__Stated task__: Find the string "gift" in the data, then copy every line where it is found.

__Data listing__:

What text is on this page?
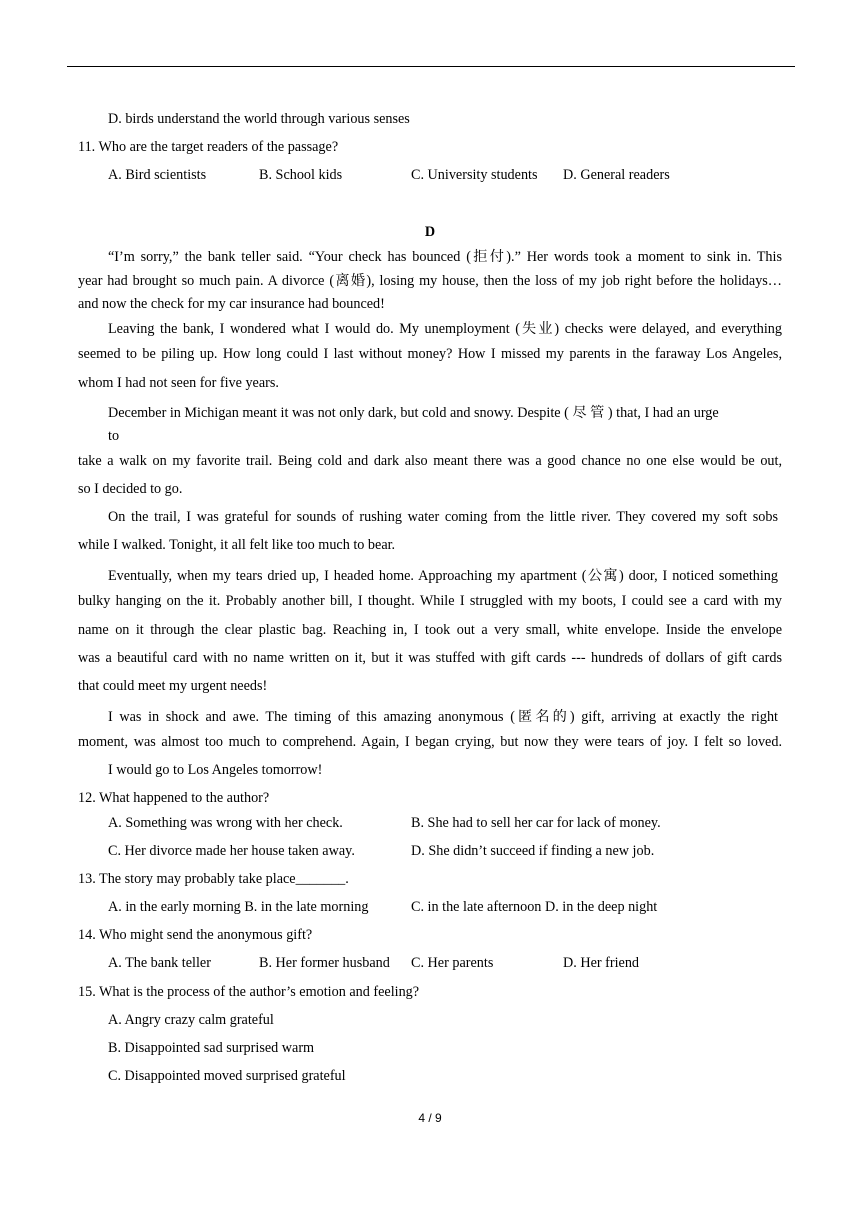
D. birds understand the world through various senses
11. Who are the target readers of the passage?
A. Bird scientists	B. School kids	C. University students D. General readers
D
“I’m sorry,” the bank teller said. “Your check has bounced (拒付).” Her words took a moment to sink in. This
year had brought so much pain. A divorce (离婚), losing my house, then the loss of my job right before the holidays…
and now the check for my car insurance had bounced!
Leaving the bank, I wondered what I would do. My unemployment (失业) checks were delayed, and everything
seemed to be piling up. How long could I last without money? How I missed my parents in the faraway Los Angeles,
whom I had not seen for five years.
December in Michigan meant it was not only dark, but cold and snowy. Despite ( 尽 管 ) that, I had an urge
to
take a walk on my favorite trail. Being cold and dark also meant there was a good chance no one else would be out,
so I decided to go.
On the trail, I was grateful for sounds of rushing water coming from the little river. They covered my soft sobs
while I walked. Tonight, it all felt like too much to bear.
Eventually, when my tears dried up, I headed home. Approaching my apartment (公寓) door, I noticed something
bulky hanging on the it. Probably another bill, I thought. While I struggled with my boots, I could see a card with my
name on it through the clear plastic bag. Reaching in, I took out a very small, white envelope. Inside the envelope
was a beautiful card with no name written on it, but it was stuffed with gift cards --- hundreds of dollars of gift cards
that could meet my urgent needs!
I was in shock and awe. The timing of this amazing anonymous (匿名的) gift, arriving at exactly the right
moment, was almost too much to comprehend. Again, I began crying, but now they were tears of joy. I felt so loved.
I would go to Los Angeles tomorrow!
12. What happened to the author?
A. Something was wrong with her check.	B. She had to sell her car for lack of money.
C. Her divorce made her house taken away.	D. She didn’t succeed if finding a new job.
13. The story may probably take place_______.
A. in the early morning B. in the late morning	C. in the late afternoon D. in the deep night
14. Who might send the anonymous gift?
A. The bank teller	B. Her former husband C. Her parents	D. Her friend
15. What is the process of the author’s emotion and feeling?
A. Angry crazy calm grateful
B. Disappointed sad surprised warm
C. Disappointed moved surprised grateful
4 / 9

__Complete output__:
was a beautiful card with no name written on it, but it was stuffed with gift cards --- hundreds of dollars of gift cards
I was in shock and awe. The timing of this amazing anonymous (匿名的) gift, arriving at exactly the right
14. Who might send the anonymous gift?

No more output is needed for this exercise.